Lines of data
========================

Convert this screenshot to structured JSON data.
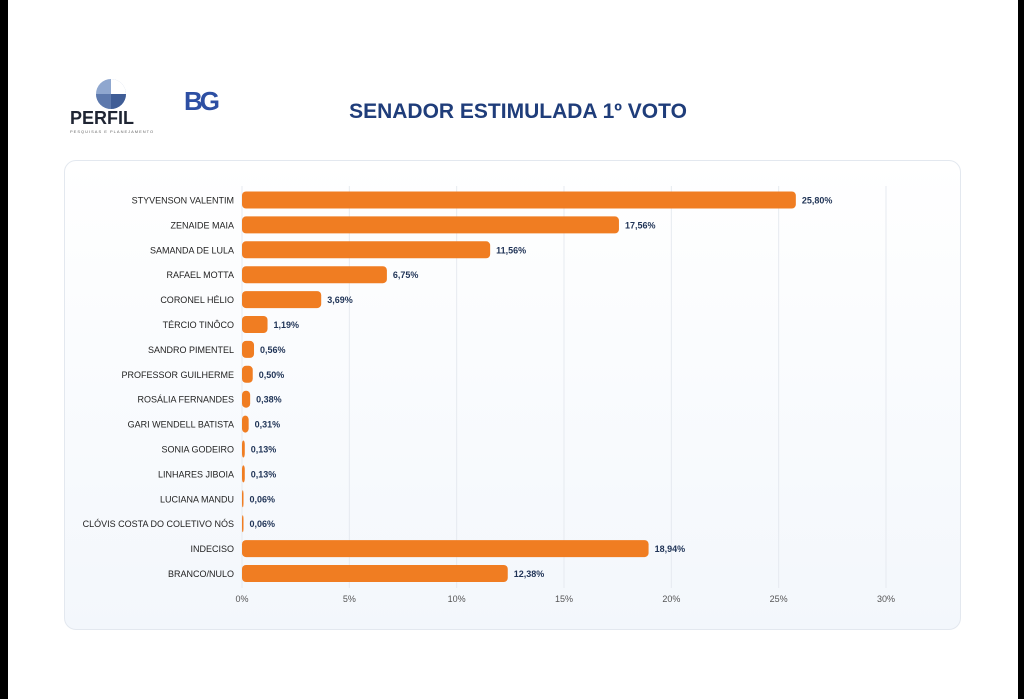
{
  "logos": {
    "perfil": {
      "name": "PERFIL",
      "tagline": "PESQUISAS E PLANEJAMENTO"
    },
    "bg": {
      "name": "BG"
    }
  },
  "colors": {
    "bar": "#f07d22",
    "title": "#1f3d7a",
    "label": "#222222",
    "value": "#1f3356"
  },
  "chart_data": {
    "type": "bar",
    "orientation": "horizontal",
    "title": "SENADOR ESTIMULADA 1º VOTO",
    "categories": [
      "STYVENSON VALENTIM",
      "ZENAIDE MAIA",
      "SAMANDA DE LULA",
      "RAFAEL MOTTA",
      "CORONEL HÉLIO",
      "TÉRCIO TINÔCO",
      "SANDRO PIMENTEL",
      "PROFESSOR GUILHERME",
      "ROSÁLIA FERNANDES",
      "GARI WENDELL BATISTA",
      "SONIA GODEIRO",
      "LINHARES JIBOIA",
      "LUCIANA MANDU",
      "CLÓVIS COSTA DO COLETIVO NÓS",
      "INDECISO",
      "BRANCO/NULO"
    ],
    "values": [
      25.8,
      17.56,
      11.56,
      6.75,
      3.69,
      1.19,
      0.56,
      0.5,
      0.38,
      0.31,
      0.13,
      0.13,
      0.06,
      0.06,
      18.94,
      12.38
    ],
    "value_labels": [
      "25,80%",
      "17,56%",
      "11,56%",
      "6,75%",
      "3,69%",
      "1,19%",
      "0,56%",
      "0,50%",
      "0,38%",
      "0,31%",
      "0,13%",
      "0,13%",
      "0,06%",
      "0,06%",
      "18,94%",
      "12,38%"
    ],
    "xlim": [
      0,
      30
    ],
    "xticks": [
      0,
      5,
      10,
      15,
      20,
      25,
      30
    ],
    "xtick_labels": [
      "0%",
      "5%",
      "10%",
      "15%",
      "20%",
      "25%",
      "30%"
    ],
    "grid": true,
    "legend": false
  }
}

========================

• **WHAT THE TASK ASKS**: Reproduce the records above exactly, leaving out every picture they contain.

• **TASK ANSWER**:
Convert this screenshot to structured JSON data.
{
  "logos": {
    "perfil": {
      "name": "PERFIL",
      "tagline": "PESQUISAS E PLANEJAMENTO"
    },
    "bg": {
      "name": "BG"
    }
  },
  "colors": {
    "bar": "#f07d22",
    "title": "#1f3d7a",
    "label": "#222222",
    "value": "#1f3356"
  },
  "chart_data": {
    "type": "bar",
    "orientation": "horizontal",
    "title": "SENADOR ESTIMULADA 1º VOTO",
    "categories": [
      "STYVENSON VALENTIM",
      "ZENAIDE MAIA",
      "SAMANDA DE LULA",
      "RAFAEL MOTTA",
      "CORONEL HÉLIO",
      "TÉRCIO TINÔCO",
      "SANDRO PIMENTEL",
      "PROFESSOR GUILHERME",
      "ROSÁLIA FERNANDES",
      "GARI WENDELL BATISTA",
      "SONIA GODEIRO",
      "LINHARES JIBOIA",
      "LUCIANA MANDU",
      "CLÓVIS COSTA DO COLETIVO NÓS",
      "INDECISO",
      "BRANCO/NULO"
    ],
    "values": [
      25.8,
      17.56,
      11.56,
      6.75,
      3.69,
      1.19,
      0.56,
      0.5,
      0.38,
      0.31,
      0.13,
      0.13,
      0.06,
      0.06,
      18.94,
      12.38
    ],
    "value_labels": [
      "25,80%",
      "17,56%",
      "11,56%",
      "6,75%",
      "3,69%",
      "1,19%",
      "0,56%",
      "0,50%",
      "0,38%",
      "0,31%",
      "0,13%",
      "0,13%",
      "0,06%",
      "0,06%",
      "18,94%",
      "12,38%"
    ],
    "xlim": [
      0,
      30
    ],
    "xticks": [
      0,
      5,
      10,
      15,
      20,
      25,
      30
    ],
    "xtick_labels": [
      "0%",
      "5%",
      "10%",
      "15%",
      "20%",
      "25%",
      "30%"
    ],
    "grid": true,
    "legend": false
  }
}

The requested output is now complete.